[[ Data to process, beginning ]]
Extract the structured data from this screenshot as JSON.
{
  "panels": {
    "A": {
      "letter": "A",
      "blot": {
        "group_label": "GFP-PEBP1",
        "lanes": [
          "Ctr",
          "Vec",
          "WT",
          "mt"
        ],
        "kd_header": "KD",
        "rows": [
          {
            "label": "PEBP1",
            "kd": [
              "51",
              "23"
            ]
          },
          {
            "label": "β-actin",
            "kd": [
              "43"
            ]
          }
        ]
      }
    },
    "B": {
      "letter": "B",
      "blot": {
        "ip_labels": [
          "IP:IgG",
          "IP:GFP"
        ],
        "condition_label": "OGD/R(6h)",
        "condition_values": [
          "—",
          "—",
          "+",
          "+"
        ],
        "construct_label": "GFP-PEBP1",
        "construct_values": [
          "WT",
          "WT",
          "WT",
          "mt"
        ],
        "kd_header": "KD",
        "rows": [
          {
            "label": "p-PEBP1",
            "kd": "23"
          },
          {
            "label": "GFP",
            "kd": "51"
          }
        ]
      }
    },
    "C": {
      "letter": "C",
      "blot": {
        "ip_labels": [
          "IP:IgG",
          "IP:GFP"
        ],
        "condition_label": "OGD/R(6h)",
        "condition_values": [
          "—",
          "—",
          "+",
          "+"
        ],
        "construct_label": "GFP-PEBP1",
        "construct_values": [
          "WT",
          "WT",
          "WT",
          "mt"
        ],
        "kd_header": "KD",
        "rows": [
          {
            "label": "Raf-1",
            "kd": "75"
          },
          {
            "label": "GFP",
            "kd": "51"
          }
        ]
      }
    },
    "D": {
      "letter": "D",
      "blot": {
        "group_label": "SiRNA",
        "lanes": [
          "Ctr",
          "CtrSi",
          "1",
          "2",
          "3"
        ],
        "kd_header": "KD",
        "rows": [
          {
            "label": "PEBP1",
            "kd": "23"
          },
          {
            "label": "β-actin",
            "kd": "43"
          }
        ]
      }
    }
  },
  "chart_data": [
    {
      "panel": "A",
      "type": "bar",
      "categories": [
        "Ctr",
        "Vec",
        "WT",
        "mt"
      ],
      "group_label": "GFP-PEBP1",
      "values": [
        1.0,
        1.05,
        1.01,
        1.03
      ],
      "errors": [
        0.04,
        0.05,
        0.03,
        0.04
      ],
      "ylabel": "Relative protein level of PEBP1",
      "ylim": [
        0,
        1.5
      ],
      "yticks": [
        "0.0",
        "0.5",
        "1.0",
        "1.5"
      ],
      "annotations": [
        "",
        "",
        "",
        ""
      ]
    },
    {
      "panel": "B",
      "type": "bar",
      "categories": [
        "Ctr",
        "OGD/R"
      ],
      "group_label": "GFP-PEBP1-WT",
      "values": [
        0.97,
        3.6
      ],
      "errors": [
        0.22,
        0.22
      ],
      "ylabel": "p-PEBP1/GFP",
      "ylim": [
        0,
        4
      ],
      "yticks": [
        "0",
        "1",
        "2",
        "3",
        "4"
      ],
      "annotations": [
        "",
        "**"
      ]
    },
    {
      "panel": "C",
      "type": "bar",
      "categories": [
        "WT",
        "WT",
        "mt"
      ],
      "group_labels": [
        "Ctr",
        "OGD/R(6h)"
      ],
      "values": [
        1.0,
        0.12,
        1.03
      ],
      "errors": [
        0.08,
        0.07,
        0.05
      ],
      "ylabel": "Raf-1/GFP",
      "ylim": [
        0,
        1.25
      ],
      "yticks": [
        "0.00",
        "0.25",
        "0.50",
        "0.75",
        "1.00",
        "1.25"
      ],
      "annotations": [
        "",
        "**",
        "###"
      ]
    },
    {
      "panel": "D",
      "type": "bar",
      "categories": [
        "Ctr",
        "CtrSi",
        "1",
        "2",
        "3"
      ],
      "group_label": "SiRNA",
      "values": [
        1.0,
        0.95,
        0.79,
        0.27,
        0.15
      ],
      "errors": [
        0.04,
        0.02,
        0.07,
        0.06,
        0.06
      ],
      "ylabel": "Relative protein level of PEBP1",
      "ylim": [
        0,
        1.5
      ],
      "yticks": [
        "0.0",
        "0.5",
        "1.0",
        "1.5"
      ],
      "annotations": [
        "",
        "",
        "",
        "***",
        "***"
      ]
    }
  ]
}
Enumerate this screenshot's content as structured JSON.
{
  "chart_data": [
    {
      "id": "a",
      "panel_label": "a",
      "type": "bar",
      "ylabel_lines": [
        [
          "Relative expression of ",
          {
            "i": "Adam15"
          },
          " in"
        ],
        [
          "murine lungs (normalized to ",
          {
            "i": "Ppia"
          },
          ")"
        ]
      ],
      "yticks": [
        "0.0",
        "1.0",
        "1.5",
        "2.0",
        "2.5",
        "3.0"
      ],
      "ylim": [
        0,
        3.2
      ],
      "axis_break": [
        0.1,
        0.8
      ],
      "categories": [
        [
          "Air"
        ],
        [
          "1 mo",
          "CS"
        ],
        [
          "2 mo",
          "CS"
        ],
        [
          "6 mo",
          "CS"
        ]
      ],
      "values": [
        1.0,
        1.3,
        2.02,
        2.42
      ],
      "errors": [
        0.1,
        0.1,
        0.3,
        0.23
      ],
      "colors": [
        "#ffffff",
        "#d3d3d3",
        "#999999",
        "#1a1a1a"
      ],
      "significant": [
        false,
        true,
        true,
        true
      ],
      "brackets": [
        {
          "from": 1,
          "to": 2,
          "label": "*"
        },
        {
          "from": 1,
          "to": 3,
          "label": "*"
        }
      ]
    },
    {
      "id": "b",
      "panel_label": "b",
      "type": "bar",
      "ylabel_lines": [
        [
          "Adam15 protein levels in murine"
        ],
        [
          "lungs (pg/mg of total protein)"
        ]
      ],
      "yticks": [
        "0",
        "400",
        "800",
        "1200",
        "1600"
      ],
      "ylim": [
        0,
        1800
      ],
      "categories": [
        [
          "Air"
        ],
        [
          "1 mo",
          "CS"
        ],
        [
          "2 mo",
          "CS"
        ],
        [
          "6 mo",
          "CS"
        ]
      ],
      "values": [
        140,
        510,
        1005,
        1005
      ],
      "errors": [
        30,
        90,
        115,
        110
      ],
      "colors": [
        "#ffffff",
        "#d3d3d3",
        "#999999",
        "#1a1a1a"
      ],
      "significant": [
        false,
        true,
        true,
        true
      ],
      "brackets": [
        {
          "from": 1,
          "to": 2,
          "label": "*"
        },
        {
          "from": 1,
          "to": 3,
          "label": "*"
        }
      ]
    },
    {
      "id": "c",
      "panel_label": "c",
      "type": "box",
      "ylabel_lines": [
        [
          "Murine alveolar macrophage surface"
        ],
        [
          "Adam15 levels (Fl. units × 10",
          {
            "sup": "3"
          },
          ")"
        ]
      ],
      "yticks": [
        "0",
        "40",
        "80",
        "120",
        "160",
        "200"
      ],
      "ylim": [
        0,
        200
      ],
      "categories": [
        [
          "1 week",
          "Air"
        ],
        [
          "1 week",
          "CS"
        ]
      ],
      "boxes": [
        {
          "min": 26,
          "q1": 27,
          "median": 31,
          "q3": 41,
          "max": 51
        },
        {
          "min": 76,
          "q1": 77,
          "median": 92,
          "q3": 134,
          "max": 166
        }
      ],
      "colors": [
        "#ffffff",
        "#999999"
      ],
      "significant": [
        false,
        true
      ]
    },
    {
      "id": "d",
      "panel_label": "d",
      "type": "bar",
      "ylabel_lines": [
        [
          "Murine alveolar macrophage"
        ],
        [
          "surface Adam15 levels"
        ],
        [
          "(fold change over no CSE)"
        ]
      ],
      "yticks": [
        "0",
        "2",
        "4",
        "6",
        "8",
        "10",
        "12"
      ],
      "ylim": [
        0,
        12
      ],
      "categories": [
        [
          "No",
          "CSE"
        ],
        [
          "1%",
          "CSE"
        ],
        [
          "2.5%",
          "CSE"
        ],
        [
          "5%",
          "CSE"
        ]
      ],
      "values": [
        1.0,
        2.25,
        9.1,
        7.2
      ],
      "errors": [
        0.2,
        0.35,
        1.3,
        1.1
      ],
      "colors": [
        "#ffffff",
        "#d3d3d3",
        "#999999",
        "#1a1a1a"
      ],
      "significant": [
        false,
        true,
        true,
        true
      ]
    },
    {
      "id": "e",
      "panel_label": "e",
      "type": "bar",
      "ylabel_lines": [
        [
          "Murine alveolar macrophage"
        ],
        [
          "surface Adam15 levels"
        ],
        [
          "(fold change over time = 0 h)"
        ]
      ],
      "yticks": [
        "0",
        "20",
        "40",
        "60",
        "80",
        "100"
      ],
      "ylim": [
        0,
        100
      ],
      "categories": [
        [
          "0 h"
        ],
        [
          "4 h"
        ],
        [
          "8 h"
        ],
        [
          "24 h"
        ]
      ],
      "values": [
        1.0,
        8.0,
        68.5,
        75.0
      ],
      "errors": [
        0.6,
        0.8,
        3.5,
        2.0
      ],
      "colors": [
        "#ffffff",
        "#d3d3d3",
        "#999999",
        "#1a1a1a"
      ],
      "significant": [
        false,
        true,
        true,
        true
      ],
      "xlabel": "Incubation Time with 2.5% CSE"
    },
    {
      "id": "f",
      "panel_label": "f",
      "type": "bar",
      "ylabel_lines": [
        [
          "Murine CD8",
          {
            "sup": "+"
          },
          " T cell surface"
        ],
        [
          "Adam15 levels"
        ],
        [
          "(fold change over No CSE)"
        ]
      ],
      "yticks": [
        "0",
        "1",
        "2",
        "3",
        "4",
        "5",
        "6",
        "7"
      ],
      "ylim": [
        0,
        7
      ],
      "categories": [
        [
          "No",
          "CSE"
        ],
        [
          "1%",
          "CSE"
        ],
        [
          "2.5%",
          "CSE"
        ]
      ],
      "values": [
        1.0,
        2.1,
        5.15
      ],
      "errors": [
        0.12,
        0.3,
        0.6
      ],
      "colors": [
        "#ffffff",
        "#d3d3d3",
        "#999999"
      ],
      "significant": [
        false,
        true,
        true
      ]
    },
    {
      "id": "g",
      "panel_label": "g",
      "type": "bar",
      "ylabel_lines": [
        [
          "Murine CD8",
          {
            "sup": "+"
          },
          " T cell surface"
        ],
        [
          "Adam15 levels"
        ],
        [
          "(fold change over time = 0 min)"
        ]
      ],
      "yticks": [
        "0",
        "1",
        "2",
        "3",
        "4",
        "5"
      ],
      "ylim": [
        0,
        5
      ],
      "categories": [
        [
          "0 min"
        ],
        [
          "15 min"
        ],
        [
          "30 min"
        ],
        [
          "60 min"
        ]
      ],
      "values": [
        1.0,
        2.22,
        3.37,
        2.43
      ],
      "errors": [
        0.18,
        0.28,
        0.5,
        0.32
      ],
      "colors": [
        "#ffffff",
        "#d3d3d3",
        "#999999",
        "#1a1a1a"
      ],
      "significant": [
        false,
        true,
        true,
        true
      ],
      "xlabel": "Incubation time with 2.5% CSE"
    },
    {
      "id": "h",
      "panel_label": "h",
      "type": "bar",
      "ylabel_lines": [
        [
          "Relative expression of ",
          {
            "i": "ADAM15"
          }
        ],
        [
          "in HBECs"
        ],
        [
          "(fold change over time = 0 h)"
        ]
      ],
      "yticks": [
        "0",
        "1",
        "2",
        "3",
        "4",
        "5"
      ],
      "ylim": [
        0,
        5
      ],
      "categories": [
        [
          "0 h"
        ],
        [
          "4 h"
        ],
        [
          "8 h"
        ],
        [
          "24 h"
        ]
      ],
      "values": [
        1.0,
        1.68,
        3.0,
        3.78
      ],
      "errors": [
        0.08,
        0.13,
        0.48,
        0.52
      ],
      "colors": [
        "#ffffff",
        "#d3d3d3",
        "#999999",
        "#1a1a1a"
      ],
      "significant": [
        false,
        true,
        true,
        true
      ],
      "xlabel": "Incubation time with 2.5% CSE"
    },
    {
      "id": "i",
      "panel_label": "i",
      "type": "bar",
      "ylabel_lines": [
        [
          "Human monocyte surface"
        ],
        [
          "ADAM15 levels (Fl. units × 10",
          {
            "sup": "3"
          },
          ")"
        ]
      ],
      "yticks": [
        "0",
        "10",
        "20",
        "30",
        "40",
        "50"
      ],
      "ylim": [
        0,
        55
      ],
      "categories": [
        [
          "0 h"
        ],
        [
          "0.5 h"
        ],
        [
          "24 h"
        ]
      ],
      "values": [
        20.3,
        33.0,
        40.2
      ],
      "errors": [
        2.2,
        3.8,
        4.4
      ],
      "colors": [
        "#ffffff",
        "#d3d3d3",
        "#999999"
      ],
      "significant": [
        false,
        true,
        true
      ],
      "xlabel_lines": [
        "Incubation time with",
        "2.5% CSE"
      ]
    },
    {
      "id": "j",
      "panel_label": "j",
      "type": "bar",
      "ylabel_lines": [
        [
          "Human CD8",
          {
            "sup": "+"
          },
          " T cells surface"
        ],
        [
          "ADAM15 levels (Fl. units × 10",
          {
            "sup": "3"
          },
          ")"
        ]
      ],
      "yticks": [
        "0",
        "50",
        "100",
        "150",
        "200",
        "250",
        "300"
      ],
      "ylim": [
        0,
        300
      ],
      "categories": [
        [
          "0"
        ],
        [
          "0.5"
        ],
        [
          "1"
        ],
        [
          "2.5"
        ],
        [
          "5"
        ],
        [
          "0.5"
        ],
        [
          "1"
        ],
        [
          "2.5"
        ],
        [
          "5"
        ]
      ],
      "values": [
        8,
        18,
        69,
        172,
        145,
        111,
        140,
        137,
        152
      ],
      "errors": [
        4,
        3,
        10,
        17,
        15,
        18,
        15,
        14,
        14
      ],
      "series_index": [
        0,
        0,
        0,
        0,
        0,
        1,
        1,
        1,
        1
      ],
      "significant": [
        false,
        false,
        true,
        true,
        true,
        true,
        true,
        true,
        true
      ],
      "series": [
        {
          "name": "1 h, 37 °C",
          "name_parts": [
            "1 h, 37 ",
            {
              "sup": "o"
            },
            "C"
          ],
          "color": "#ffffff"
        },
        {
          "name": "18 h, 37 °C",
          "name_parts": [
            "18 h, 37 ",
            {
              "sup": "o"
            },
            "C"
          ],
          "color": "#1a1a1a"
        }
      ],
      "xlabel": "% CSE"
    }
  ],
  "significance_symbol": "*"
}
[[ Data to process, end ]]
Show me every line in the data above that includes "structured".

Extract the structured data from this screenshot as JSON.
Enumerate this screenshot's content as structured JSON.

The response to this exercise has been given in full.